Collected data entries:

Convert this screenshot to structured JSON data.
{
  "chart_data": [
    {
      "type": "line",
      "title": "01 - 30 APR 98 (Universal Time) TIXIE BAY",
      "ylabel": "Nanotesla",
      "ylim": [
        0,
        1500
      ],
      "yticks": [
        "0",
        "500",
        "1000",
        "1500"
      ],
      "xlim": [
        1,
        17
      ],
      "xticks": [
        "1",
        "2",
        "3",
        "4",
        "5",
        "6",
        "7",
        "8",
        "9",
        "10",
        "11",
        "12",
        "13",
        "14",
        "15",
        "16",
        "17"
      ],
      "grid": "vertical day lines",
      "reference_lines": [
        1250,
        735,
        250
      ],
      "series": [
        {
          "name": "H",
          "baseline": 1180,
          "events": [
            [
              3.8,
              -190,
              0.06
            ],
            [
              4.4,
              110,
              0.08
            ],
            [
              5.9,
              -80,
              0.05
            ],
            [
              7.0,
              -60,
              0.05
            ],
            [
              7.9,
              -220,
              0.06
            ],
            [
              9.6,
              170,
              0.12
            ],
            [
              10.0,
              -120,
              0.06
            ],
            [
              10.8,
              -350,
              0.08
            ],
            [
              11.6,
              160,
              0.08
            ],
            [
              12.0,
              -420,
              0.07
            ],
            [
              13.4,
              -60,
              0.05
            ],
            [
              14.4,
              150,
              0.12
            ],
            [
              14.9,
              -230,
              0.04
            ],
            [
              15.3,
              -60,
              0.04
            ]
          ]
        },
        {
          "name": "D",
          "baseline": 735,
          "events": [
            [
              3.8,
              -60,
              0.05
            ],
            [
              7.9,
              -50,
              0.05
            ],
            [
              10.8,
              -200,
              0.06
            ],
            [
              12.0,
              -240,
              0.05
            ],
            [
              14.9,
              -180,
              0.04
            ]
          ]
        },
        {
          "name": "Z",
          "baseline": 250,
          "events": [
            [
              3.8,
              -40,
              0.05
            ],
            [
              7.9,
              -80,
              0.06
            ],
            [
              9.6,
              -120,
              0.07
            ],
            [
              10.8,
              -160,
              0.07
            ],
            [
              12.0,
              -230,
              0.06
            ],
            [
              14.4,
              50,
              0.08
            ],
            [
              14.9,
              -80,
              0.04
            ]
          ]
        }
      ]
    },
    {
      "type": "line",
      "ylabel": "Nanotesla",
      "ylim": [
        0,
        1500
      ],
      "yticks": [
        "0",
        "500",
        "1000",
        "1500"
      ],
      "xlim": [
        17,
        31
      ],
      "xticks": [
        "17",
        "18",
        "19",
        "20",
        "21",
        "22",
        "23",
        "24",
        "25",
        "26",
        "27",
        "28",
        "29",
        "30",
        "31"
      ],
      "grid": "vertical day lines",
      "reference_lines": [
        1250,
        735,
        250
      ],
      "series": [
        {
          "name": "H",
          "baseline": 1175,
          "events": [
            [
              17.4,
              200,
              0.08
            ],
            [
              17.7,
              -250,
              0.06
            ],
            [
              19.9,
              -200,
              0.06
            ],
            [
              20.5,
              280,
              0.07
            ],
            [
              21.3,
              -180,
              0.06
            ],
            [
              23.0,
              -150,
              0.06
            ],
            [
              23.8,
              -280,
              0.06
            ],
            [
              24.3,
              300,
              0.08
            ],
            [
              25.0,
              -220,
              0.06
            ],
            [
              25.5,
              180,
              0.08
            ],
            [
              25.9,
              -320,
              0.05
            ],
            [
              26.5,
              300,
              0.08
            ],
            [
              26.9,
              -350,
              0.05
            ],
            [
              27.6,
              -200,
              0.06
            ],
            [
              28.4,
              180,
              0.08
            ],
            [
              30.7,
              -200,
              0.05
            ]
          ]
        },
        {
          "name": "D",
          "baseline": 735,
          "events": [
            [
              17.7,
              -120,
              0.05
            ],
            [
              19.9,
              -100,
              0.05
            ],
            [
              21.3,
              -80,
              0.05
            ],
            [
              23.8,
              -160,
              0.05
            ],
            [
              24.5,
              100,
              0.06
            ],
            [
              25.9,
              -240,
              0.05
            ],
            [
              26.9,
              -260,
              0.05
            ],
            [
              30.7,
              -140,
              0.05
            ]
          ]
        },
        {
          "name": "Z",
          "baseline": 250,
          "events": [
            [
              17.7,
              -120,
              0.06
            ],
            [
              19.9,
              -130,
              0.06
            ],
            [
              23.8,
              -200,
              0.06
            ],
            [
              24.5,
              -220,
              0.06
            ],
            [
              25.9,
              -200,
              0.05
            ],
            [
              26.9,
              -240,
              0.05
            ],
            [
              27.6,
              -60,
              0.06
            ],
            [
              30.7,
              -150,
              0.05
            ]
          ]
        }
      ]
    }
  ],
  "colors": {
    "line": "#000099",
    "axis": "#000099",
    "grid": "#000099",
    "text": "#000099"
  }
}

▶ **WORK TO COMPLETE**
Write an exact transcription of every entry above.

▶ **EXPECTED ANSWER**
Convert this screenshot to structured JSON data.
{
  "chart_data": [
    {
      "type": "line",
      "title": "01 - 30 APR 98 (Universal Time) TIXIE BAY",
      "ylabel": "Nanotesla",
      "ylim": [
        0,
        1500
      ],
      "yticks": [
        "0",
        "500",
        "1000",
        "1500"
      ],
      "xlim": [
        1,
        17
      ],
      "xticks": [
        "1",
        "2",
        "3",
        "4",
        "5",
        "6",
        "7",
        "8",
        "9",
        "10",
        "11",
        "12",
        "13",
        "14",
        "15",
        "16",
        "17"
      ],
      "grid": "vertical day lines",
      "reference_lines": [
        1250,
        735,
        250
      ],
      "series": [
        {
          "name": "H",
          "baseline": 1180,
          "events": [
            [
              3.8,
              -190,
              0.06
            ],
            [
              4.4,
              110,
              0.08
            ],
            [
              5.9,
              -80,
              0.05
            ],
            [
              7.0,
              -60,
              0.05
            ],
            [
              7.9,
              -220,
              0.06
            ],
            [
              9.6,
              170,
              0.12
            ],
            [
              10.0,
              -120,
              0.06
            ],
            [
              10.8,
              -350,
              0.08
            ],
            [
              11.6,
              160,
              0.08
            ],
            [
              12.0,
              -420,
              0.07
            ],
            [
              13.4,
              -60,
              0.05
            ],
            [
              14.4,
              150,
              0.12
            ],
            [
              14.9,
              -230,
              0.04
            ],
            [
              15.3,
              -60,
              0.04
            ]
          ]
        },
        {
          "name": "D",
          "baseline": 735,
          "events": [
            [
              3.8,
              -60,
              0.05
            ],
            [
              7.9,
              -50,
              0.05
            ],
            [
              10.8,
              -200,
              0.06
            ],
            [
              12.0,
              -240,
              0.05
            ],
            [
              14.9,
              -180,
              0.04
            ]
          ]
        },
        {
          "name": "Z",
          "baseline": 250,
          "events": [
            [
              3.8,
              -40,
              0.05
            ],
            [
              7.9,
              -80,
              0.06
            ],
            [
              9.6,
              -120,
              0.07
            ],
            [
              10.8,
              -160,
              0.07
            ],
            [
              12.0,
              -230,
              0.06
            ],
            [
              14.4,
              50,
              0.08
            ],
            [
              14.9,
              -80,
              0.04
            ]
          ]
        }
      ]
    },
    {
      "type": "line",
      "ylabel": "Nanotesla",
      "ylim": [
        0,
        1500
      ],
      "yticks": [
        "0",
        "500",
        "1000",
        "1500"
      ],
      "xlim": [
        17,
        31
      ],
      "xticks": [
        "17",
        "18",
        "19",
        "20",
        "21",
        "22",
        "23",
        "24",
        "25",
        "26",
        "27",
        "28",
        "29",
        "30",
        "31"
      ],
      "grid": "vertical day lines",
      "reference_lines": [
        1250,
        735,
        250
      ],
      "series": [
        {
          "name": "H",
          "baseline": 1175,
          "events": [
            [
              17.4,
              200,
              0.08
            ],
            [
              17.7,
              -250,
              0.06
            ],
            [
              19.9,
              -200,
              0.06
            ],
            [
              20.5,
              280,
              0.07
            ],
            [
              21.3,
              -180,
              0.06
            ],
            [
              23.0,
              -150,
              0.06
            ],
            [
              23.8,
              -280,
              0.06
            ],
            [
              24.3,
              300,
              0.08
            ],
            [
              25.0,
              -220,
              0.06
            ],
            [
              25.5,
              180,
              0.08
            ],
            [
              25.9,
              -320,
              0.05
            ],
            [
              26.5,
              300,
              0.08
            ],
            [
              26.9,
              -350,
              0.05
            ],
            [
              27.6,
              -200,
              0.06
            ],
            [
              28.4,
              180,
              0.08
            ],
            [
              30.7,
              -200,
              0.05
            ]
          ]
        },
        {
          "name": "D",
          "baseline": 735,
          "events": [
            [
              17.7,
              -120,
              0.05
            ],
            [
              19.9,
              -100,
              0.05
            ],
            [
              21.3,
              -80,
              0.05
            ],
            [
              23.8,
              -160,
              0.05
            ],
            [
              24.5,
              100,
              0.06
            ],
            [
              25.9,
              -240,
              0.05
            ],
            [
              26.9,
              -260,
              0.05
            ],
            [
              30.7,
              -140,
              0.05
            ]
          ]
        },
        {
          "name": "Z",
          "baseline": 250,
          "events": [
            [
              17.7,
              -120,
              0.06
            ],
            [
              19.9,
              -130,
              0.06
            ],
            [
              23.8,
              -200,
              0.06
            ],
            [
              24.5,
              -220,
              0.06
            ],
            [
              25.9,
              -200,
              0.05
            ],
            [
              26.9,
              -240,
              0.05
            ],
            [
              27.6,
              -60,
              0.06
            ],
            [
              30.7,
              -150,
              0.05
            ]
          ]
        }
      ]
    }
  ],
  "colors": {
    "line": "#000099",
    "axis": "#000099",
    "grid": "#000099",
    "text": "#000099"
  }
}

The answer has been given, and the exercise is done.